_Excerpted records_:
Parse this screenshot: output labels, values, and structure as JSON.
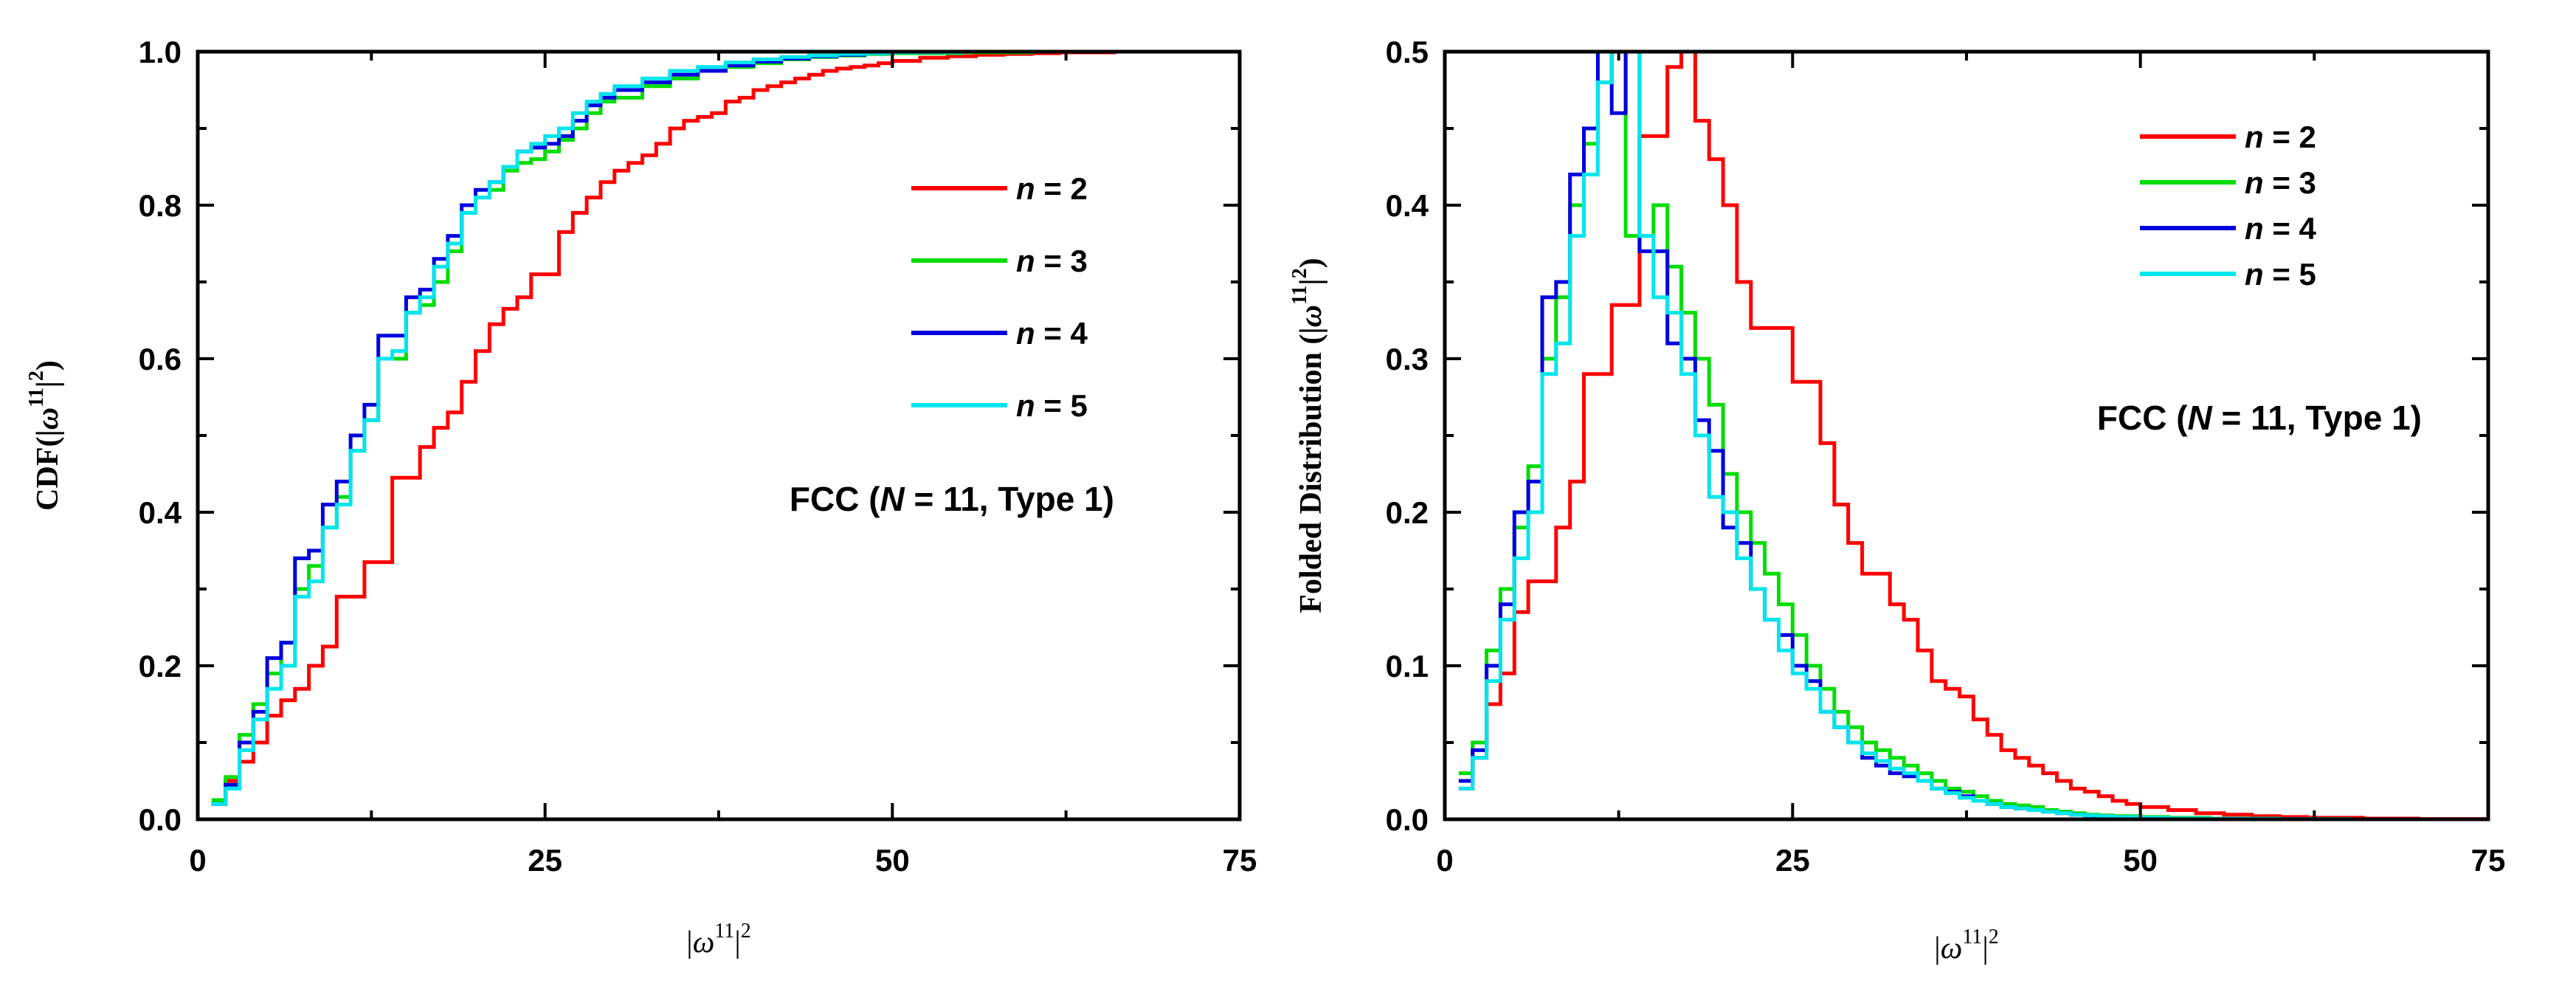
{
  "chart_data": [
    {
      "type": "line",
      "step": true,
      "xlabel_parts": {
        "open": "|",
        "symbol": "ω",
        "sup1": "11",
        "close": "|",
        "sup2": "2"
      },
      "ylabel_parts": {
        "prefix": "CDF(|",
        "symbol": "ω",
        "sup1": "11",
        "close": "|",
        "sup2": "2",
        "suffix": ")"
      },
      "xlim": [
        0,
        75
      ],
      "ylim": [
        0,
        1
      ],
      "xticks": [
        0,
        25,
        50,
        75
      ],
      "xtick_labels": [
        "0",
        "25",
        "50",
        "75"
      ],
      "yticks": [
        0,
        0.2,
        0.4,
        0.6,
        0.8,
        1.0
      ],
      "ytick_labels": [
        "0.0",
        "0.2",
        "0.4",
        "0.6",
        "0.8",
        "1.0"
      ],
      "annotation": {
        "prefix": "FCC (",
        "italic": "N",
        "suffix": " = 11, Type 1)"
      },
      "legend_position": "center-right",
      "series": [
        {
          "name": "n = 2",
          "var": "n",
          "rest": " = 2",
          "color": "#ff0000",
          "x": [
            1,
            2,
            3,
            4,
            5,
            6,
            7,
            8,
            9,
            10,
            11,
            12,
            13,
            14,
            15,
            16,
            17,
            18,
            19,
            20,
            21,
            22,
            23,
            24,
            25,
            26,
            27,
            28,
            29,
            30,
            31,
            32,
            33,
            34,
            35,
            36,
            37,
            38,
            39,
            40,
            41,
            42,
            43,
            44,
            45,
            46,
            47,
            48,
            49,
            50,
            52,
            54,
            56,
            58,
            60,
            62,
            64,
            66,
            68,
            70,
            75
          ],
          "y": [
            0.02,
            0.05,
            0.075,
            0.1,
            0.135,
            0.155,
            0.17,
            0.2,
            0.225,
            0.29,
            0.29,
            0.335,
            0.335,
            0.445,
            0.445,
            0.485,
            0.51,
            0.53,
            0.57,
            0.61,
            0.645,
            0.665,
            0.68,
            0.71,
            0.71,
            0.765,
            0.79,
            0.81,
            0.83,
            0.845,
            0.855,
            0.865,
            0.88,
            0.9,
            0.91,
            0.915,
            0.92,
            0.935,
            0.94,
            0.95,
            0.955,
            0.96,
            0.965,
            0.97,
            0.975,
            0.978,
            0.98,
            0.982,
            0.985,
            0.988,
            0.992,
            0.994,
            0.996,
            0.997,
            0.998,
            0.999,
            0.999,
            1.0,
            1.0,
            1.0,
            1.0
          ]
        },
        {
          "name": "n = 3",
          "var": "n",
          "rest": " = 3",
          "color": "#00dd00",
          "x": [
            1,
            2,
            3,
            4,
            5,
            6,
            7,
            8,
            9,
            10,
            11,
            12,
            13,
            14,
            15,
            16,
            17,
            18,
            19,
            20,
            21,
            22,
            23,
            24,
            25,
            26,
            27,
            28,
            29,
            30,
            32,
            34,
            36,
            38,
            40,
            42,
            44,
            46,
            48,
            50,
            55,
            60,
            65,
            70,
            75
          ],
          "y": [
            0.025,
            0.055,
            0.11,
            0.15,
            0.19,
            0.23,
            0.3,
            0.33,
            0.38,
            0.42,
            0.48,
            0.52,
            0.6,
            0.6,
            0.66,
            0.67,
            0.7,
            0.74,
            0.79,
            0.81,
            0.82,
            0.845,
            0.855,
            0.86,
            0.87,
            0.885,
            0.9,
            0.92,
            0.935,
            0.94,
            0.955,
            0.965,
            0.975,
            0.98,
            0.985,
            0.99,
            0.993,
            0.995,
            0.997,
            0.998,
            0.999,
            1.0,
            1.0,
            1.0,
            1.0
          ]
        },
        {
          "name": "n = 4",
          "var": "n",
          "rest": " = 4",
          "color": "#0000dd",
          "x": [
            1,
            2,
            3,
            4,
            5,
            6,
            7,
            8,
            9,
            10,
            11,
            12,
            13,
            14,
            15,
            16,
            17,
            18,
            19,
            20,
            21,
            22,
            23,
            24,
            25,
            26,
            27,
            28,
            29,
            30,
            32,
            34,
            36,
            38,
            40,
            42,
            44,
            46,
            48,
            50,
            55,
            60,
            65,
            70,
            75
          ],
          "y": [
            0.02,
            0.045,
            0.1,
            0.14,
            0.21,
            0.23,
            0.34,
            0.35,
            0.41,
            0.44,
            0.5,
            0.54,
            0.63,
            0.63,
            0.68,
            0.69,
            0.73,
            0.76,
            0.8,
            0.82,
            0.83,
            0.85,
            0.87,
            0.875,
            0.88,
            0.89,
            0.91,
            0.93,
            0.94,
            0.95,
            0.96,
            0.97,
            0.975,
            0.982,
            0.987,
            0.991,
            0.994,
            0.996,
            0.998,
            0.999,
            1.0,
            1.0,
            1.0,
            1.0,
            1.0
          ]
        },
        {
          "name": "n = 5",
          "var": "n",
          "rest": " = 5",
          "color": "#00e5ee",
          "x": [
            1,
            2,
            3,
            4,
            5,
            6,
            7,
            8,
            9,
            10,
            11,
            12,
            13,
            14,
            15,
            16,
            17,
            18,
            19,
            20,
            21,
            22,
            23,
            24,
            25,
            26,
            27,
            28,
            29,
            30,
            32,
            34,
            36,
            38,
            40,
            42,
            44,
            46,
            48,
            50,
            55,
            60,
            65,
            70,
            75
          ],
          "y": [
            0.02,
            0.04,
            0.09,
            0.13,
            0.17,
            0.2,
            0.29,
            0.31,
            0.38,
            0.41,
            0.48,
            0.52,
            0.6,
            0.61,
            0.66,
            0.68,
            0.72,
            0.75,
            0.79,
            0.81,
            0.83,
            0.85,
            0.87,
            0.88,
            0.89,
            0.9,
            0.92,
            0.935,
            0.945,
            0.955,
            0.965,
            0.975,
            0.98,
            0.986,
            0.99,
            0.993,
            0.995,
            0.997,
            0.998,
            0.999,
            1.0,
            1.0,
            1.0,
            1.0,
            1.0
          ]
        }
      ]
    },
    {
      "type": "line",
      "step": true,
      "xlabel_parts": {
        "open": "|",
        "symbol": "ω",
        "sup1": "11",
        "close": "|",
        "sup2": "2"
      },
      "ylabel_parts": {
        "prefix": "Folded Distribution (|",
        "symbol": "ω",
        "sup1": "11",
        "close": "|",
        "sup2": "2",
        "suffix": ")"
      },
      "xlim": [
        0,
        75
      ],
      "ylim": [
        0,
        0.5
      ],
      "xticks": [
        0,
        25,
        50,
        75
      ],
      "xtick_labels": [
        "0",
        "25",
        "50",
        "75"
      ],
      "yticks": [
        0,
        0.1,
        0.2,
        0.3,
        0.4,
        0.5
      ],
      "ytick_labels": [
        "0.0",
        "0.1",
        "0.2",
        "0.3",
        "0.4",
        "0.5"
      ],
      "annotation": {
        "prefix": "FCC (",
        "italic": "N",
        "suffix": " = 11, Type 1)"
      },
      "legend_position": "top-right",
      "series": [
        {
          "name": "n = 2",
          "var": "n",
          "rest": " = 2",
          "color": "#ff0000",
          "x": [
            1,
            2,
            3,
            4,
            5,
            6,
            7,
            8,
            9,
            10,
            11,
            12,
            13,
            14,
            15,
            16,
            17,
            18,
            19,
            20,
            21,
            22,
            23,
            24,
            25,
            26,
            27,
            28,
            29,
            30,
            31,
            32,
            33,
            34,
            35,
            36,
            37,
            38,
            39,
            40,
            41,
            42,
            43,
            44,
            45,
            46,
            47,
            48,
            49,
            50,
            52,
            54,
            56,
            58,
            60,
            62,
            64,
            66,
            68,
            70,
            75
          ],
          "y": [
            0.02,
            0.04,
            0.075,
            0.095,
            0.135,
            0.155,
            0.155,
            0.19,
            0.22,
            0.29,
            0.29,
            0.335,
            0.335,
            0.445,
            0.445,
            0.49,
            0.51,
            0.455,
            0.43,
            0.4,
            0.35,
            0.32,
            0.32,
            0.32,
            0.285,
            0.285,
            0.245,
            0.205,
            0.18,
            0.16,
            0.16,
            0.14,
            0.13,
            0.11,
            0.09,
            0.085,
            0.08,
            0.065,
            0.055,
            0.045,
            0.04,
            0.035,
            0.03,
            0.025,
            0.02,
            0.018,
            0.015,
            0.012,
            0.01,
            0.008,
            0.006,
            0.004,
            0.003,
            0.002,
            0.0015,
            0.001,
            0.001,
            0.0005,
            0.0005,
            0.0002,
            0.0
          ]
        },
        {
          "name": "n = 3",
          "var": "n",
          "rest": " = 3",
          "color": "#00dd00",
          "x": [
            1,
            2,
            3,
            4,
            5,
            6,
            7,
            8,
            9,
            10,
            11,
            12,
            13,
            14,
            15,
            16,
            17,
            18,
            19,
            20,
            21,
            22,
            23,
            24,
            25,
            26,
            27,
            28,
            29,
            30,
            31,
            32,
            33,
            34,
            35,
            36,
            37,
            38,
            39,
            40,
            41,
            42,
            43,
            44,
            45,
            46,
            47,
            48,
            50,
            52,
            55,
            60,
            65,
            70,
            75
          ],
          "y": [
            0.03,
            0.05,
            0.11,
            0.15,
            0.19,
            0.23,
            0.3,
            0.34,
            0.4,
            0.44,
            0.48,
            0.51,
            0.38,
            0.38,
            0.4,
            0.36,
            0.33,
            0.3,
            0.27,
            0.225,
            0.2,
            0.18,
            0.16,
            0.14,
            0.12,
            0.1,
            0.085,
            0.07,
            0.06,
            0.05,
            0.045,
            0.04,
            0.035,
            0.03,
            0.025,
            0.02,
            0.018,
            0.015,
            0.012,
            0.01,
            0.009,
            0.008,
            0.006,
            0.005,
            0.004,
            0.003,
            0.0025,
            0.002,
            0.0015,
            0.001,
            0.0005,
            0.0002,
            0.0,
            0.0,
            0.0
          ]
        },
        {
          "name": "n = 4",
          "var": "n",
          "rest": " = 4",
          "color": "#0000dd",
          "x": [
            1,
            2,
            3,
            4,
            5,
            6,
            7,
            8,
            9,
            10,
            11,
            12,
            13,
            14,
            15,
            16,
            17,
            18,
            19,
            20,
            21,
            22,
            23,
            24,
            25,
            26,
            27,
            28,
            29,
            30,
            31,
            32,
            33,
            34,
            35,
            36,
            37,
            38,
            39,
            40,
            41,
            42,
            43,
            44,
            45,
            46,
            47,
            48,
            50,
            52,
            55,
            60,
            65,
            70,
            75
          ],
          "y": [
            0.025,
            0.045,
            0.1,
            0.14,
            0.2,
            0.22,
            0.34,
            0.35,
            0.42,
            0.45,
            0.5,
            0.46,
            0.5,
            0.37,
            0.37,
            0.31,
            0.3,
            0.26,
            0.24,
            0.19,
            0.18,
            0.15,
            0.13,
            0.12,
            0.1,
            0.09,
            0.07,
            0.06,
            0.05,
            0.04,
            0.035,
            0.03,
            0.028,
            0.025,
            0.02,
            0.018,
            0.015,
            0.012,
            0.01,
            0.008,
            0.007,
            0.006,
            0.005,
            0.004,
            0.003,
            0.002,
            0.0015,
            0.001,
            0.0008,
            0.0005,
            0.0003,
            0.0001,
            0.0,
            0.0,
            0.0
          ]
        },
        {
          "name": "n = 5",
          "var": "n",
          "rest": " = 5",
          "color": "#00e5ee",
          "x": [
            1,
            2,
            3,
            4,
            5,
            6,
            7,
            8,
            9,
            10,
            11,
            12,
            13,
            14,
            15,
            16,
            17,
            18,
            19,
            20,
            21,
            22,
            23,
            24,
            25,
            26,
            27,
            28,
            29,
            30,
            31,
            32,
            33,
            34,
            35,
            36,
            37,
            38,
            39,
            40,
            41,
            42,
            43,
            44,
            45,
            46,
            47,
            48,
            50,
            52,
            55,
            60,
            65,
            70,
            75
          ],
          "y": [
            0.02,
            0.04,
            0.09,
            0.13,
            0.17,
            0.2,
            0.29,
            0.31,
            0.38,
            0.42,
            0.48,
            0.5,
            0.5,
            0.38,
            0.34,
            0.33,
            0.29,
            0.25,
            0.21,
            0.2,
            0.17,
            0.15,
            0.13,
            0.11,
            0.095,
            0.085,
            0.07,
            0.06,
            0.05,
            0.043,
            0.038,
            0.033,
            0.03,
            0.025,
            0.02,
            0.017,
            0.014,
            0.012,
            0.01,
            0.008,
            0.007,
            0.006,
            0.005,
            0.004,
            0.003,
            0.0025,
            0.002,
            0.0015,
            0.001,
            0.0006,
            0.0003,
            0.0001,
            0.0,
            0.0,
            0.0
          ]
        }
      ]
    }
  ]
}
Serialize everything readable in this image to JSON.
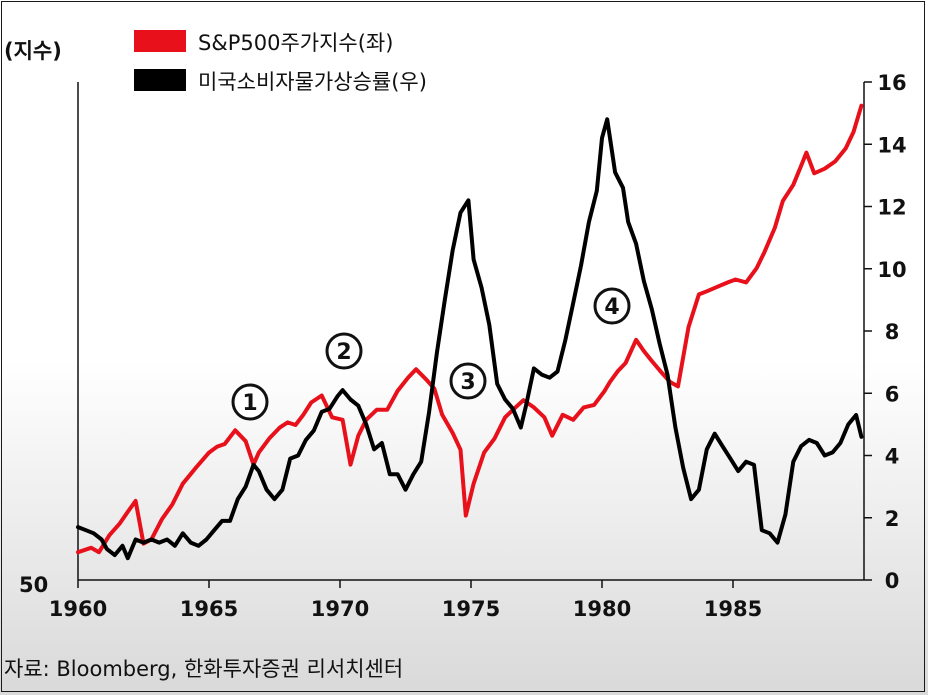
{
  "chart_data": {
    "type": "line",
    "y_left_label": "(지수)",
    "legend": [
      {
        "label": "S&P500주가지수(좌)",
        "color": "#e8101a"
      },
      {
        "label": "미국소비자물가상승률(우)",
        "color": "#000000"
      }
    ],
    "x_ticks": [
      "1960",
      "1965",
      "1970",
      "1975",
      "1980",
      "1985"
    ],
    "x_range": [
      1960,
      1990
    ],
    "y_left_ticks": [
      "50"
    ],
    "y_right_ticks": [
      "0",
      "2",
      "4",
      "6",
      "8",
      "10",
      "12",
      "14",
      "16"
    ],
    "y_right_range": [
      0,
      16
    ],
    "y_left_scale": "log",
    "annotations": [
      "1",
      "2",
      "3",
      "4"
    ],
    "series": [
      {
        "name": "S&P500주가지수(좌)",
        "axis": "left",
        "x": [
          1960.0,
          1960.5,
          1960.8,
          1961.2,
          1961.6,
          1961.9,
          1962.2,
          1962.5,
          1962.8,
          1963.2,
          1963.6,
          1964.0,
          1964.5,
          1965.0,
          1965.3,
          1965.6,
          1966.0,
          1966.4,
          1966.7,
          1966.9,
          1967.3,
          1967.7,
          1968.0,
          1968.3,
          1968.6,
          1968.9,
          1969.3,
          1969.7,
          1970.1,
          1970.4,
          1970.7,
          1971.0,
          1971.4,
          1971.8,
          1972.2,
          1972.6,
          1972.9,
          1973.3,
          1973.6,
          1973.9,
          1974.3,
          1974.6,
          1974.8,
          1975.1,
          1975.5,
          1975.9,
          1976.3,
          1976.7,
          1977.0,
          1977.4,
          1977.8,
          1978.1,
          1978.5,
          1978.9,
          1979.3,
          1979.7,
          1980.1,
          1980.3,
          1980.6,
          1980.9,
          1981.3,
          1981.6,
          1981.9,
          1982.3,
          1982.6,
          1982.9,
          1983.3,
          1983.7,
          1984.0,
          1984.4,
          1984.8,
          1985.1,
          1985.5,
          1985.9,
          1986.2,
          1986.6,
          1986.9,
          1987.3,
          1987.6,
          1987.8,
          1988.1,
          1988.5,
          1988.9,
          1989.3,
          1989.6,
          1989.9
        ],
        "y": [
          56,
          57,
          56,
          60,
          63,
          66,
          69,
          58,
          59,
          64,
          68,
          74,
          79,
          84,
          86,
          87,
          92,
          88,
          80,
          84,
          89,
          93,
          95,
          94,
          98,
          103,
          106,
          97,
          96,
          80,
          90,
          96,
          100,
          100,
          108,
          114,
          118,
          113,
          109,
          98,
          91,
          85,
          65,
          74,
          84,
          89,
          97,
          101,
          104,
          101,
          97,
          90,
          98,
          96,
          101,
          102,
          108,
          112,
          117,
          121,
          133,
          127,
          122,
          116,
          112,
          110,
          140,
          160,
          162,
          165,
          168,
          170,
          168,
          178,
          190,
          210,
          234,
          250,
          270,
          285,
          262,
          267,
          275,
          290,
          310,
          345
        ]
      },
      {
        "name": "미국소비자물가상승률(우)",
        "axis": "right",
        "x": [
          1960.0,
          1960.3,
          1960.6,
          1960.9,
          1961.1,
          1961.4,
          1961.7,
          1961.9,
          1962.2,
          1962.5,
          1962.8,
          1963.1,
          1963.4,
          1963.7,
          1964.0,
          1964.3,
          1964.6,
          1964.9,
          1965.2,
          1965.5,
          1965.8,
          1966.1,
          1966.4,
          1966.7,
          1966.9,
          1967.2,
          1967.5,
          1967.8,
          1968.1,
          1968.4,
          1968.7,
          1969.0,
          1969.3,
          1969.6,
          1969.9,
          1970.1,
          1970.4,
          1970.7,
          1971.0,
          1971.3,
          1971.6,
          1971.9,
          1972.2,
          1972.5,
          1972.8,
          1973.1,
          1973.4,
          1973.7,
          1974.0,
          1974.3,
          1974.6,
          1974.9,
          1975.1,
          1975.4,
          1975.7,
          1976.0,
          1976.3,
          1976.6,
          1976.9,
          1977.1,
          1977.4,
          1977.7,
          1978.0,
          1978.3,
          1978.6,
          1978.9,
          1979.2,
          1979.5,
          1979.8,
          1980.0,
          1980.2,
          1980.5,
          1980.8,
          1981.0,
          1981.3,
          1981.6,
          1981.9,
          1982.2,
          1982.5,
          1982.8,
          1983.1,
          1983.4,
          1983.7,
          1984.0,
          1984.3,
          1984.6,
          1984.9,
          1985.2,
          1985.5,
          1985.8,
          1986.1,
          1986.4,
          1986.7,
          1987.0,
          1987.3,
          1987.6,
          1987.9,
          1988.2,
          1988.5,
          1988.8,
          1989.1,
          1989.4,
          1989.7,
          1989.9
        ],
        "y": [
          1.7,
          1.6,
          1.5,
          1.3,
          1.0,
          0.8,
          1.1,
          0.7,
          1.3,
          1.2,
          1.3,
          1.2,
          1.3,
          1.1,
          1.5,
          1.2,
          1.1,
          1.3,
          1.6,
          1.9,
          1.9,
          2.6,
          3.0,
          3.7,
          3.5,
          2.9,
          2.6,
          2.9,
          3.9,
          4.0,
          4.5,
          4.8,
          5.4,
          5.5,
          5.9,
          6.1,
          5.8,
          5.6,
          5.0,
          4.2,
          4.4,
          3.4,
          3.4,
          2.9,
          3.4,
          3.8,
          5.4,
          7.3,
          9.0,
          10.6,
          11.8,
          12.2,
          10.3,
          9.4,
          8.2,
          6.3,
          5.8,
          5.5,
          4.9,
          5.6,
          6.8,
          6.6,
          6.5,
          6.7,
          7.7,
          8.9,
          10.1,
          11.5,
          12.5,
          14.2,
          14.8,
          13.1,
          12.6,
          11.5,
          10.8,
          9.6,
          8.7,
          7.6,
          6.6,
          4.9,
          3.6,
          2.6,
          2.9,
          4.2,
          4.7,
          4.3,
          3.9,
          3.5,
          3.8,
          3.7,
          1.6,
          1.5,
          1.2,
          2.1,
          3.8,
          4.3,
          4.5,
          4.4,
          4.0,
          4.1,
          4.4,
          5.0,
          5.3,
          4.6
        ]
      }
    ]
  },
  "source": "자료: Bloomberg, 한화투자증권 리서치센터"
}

_Work instructions_:
Sift the material for lines with the string "미국소비자물가상승률". Copy each one found.

_Exercise answer_:
        "label": "미국소비자물가상승률(우)",
        "name": "미국소비자물가상승률(우)",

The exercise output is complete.